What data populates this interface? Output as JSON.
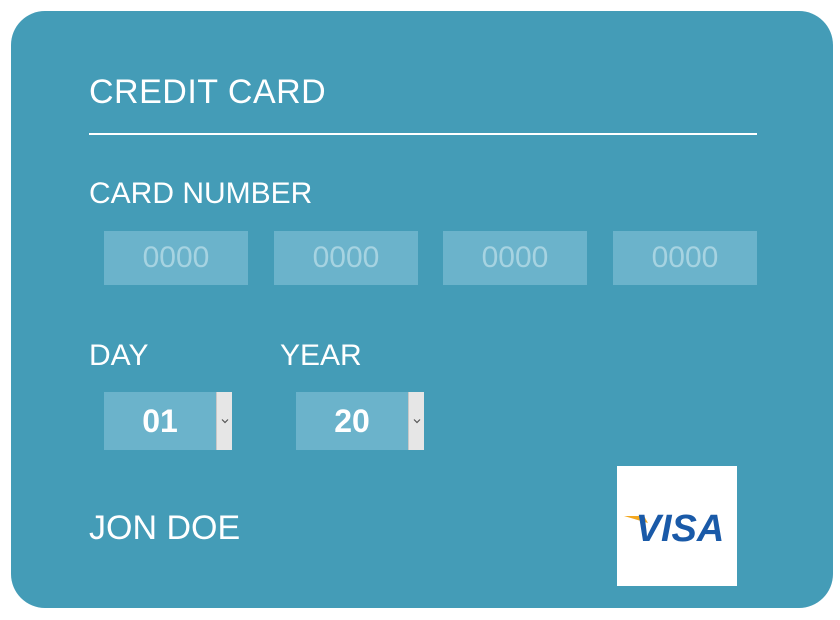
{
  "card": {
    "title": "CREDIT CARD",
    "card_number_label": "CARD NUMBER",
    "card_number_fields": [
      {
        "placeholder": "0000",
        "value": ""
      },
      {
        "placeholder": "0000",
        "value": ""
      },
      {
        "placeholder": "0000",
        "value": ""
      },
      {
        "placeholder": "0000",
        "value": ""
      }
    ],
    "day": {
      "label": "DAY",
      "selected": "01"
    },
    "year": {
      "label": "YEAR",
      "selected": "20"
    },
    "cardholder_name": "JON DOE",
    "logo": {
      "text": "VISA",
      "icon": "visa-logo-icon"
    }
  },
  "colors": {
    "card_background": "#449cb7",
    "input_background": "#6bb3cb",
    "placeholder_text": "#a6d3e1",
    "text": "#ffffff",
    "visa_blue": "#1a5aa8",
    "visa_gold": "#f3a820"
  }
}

__________________________________________________

* _YOUR INSTRUCTIONS_
Pictures don't belong in the copy. Restate all the entries exactly.

* _FINISHED TASK_
What data populates this interface? Output as JSON.
{
  "card": {
    "title": "CREDIT CARD",
    "card_number_label": "CARD NUMBER",
    "card_number_fields": [
      {
        "placeholder": "0000",
        "value": ""
      },
      {
        "placeholder": "0000",
        "value": ""
      },
      {
        "placeholder": "0000",
        "value": ""
      },
      {
        "placeholder": "0000",
        "value": ""
      }
    ],
    "day": {
      "label": "DAY",
      "selected": "01"
    },
    "year": {
      "label": "YEAR",
      "selected": "20"
    },
    "cardholder_name": "JON DOE",
    "logo": {
      "text": "VISA",
      "icon": "visa-logo-icon"
    }
  },
  "colors": {
    "card_background": "#449cb7",
    "input_background": "#6bb3cb",
    "placeholder_text": "#a6d3e1",
    "text": "#ffffff",
    "visa_blue": "#1a5aa8",
    "visa_gold": "#f3a820"
  }
}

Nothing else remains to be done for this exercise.